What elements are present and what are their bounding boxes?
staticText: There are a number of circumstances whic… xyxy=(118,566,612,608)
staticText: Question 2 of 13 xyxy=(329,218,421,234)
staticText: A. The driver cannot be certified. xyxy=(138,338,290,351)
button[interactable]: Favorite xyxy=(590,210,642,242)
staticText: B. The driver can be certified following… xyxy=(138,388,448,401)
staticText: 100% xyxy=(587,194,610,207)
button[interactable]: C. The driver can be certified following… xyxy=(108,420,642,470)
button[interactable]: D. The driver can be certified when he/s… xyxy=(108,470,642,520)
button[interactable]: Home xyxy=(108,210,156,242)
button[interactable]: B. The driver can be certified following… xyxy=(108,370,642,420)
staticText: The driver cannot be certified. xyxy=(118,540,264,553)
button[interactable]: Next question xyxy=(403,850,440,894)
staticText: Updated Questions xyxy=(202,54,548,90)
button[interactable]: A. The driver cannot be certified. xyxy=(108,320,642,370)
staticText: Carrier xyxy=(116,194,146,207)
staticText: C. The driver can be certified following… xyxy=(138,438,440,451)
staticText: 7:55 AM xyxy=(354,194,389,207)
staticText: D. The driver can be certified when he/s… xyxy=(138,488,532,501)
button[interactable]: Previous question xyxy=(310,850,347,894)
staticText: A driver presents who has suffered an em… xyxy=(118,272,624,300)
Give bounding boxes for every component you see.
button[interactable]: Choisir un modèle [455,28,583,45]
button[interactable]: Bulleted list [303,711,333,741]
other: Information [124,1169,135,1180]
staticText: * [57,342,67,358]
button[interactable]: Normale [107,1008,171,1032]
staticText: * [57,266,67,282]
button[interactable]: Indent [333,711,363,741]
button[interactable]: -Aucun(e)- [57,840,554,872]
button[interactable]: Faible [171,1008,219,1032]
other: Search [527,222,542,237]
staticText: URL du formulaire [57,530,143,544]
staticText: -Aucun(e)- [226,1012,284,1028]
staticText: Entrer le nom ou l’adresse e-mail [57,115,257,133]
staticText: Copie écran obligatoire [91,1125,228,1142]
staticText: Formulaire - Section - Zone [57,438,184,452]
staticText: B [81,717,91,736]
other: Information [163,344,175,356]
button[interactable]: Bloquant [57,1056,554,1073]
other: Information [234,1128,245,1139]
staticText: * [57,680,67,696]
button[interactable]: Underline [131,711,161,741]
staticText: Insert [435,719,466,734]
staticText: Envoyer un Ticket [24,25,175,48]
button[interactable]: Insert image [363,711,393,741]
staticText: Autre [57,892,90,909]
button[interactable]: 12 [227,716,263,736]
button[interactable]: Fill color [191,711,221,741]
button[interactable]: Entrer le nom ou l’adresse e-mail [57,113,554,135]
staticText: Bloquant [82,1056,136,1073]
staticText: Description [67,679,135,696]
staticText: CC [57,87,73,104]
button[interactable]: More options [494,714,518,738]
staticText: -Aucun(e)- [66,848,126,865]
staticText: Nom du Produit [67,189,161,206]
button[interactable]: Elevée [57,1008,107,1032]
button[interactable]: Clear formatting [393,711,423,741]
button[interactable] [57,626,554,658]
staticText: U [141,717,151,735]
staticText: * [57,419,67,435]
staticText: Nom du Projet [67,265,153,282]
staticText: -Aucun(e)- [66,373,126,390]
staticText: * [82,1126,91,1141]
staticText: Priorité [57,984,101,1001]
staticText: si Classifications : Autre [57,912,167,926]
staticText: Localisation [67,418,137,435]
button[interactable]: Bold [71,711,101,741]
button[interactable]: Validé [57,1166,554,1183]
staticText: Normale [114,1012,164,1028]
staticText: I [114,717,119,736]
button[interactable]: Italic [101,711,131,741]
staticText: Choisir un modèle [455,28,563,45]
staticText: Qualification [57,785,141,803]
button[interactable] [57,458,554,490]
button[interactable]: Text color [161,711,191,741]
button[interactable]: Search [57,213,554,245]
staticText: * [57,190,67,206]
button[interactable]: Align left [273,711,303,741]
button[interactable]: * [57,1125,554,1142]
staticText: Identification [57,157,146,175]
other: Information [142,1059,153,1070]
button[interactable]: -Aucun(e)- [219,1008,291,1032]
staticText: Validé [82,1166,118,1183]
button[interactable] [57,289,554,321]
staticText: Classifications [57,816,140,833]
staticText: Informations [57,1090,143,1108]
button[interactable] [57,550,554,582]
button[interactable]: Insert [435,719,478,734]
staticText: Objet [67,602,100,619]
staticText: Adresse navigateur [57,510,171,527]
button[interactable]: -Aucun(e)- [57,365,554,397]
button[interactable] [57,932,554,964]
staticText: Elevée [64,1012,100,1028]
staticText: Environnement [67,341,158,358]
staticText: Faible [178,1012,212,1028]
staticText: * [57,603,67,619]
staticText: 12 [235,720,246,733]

____________________

WHAT TO DO
Pull out every line of the items that contains the string "color", treating uppercase and lowercase as different.

TASK OUTPUT
button[interactable]: Fill color [191,711,221,741]
button[interactable]: Text color [161,711,191,741]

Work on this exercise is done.